**TAREA ASIGNADA 1**
Responde según el artículo sobre De Jong, una respuesta por línea:
(a) ¿En qué fiesta se presentó el Barcelona ante su afición?
(b) ¿Qué se oyó cuando Frenkie de Jong salió al campo?
(c) ¿Dónde se produjo la lesión del centrocampista?
**TAREA ASIGNADA 2**
Pasa al inglés esta oración del artículo sobre De Jong: "Cuando Frenkie de Jong saltó al campo, se oyeron pocos aplausos y sí muchos pitos."

De Jong está empezando a convertirse en un problema
La lesión con su selección, sus declaraciones, la capitanía...

El Barcelona se presentó el pasado miércoles ante su afición en la tradicional fiesta del Gamper. Es un día muy especial porque, antes del partido, los jugadores van saliendo uno a uno al campo para saludar a la afición. A todos se les recibió con gran cariño, especialmente a los cracks de la plantilla y a Rodri, como fichaje estelar. Sin embargo, con uno sucedió todo lo contrario.
Cuando Frenkie de Jong saltó al campo, se oyeron pocos aplausos y sí muchos pitos. El Camp Nou dictó sentencia con el neerlandés. A nadie le pilló por sorpresa. Muchos esperaban una reacción del público después de los últimos acontecimientos. Y esta situación está empezando a enquistarse en un club que ve cómo no es la primera vez que suceden cosas parecidas con el centrocampista.
El detonante de esta última vez fue la lesión que se produjo jugando con su selección en el Mundial. En vez de parar, forzó para poder jugar. Y luego, una vez eliminado, en vez de venir rápidamente a Barcelona, se fue de vacaciones. Cuando acudió a la Ciudad Deportiva, después de que el club le apretara para que fuera, se hizo unas pruebas que confirmaron la gravedad de la lesión.

**CONTENIDO DE DATOS**
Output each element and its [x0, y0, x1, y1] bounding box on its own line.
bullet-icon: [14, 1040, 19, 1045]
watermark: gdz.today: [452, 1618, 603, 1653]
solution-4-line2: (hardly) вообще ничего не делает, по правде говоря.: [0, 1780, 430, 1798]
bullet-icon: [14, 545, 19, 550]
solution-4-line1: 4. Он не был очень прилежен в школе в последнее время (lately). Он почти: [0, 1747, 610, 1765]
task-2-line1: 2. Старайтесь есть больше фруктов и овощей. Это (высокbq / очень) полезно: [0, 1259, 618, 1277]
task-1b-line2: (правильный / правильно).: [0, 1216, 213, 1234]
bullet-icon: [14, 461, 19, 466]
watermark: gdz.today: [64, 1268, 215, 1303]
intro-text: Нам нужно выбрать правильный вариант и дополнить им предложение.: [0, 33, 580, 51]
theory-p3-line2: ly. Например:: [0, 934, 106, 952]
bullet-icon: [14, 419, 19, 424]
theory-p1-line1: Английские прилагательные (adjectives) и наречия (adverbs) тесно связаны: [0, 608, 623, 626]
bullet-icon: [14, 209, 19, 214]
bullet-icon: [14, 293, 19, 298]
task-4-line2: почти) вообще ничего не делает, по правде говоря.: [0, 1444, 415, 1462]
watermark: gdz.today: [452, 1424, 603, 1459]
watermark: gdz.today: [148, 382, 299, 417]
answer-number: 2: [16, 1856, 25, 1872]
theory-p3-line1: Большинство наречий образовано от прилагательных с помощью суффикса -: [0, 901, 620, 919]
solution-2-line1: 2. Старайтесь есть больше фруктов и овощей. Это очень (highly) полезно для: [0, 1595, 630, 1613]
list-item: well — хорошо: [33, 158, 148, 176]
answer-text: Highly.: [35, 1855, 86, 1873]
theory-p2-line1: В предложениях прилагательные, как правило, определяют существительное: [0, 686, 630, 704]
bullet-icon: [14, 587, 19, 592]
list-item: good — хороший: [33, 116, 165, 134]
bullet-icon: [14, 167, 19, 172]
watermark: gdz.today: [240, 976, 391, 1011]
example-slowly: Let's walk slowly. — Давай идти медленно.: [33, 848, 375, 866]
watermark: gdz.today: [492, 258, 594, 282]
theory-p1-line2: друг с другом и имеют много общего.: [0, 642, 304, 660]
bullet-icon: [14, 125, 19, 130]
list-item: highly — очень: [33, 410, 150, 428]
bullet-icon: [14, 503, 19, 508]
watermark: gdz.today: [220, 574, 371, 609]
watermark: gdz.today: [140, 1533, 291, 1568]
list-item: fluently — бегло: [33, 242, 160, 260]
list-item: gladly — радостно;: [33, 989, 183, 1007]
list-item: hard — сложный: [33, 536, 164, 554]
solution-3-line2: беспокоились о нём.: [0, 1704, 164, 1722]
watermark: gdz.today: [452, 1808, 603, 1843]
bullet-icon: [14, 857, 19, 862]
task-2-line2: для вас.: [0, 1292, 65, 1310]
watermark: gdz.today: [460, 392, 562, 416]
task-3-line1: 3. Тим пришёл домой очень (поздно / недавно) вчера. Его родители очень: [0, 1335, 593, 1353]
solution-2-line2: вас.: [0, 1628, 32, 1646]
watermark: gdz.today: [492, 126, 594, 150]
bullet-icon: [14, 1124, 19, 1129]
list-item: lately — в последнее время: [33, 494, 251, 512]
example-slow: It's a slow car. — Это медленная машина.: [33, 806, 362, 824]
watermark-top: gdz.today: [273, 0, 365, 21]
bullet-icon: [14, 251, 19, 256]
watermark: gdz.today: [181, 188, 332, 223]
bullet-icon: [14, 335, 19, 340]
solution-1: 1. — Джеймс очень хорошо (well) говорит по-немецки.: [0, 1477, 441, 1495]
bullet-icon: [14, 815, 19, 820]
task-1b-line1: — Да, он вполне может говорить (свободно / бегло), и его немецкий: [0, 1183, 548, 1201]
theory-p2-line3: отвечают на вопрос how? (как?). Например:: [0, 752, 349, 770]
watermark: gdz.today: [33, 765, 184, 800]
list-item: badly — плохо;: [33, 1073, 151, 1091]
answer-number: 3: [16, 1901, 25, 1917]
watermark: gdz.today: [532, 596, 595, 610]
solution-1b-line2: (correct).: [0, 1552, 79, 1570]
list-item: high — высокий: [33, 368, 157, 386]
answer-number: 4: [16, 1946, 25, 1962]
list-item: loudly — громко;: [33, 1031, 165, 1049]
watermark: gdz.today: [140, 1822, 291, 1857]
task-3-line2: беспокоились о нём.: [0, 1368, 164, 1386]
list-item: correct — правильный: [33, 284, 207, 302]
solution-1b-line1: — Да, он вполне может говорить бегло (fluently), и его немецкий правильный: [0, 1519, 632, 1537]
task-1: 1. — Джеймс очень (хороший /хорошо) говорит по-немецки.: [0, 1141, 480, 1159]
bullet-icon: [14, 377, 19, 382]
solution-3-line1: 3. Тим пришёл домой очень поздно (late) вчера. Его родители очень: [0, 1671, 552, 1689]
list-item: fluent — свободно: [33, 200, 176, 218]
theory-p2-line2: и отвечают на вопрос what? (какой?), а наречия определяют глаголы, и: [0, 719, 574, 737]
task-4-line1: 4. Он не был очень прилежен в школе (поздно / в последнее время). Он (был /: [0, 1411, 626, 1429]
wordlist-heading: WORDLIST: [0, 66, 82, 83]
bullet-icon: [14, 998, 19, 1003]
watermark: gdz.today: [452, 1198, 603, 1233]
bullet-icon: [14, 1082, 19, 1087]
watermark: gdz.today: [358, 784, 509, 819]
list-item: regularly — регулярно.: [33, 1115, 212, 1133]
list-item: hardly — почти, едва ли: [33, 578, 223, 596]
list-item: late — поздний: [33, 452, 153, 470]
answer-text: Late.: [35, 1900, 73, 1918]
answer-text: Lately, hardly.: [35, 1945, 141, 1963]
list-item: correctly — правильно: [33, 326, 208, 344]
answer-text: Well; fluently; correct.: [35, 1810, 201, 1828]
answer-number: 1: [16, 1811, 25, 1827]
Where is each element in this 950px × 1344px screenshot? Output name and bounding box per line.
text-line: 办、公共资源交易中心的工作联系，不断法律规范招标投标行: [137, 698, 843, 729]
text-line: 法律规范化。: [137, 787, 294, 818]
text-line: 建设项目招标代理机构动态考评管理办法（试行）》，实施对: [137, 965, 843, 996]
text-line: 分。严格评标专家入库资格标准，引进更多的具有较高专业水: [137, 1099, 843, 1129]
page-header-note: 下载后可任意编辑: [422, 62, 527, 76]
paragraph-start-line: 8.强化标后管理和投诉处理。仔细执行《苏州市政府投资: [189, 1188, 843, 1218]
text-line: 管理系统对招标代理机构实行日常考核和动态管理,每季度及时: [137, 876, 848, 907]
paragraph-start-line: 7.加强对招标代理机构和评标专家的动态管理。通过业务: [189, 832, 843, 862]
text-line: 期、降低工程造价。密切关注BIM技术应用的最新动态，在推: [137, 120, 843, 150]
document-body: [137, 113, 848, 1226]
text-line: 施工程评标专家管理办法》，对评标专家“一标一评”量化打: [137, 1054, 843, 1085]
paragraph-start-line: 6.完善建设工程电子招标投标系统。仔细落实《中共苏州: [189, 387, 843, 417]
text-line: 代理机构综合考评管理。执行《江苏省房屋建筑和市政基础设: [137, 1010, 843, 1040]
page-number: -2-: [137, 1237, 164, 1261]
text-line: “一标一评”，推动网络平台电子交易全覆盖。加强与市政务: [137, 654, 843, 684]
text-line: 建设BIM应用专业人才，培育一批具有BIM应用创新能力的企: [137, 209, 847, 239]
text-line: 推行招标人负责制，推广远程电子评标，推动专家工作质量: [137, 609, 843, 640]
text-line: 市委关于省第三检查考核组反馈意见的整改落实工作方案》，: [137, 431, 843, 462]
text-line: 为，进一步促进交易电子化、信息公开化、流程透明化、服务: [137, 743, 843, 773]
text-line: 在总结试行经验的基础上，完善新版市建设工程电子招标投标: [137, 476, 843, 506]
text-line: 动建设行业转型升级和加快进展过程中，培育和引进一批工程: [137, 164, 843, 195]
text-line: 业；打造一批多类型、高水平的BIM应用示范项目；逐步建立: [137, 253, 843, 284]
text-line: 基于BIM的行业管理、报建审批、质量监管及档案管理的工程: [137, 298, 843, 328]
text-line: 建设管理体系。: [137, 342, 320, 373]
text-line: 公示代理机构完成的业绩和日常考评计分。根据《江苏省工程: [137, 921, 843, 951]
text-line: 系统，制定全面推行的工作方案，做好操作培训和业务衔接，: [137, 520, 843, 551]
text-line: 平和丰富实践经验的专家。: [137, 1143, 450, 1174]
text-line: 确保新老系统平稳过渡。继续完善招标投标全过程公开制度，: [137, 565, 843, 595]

**RESPUESTA FINAL 1**
(a) En la tradicional fiesta del Gamper.
(b) Pocos aplausos y muchos pitos.
(c) Jugando con su selección en el Mundial.

**RESPUESTA FINAL 2**
When Frenkie de Jong stepped onto the field, there was little applause but plenty of whistling.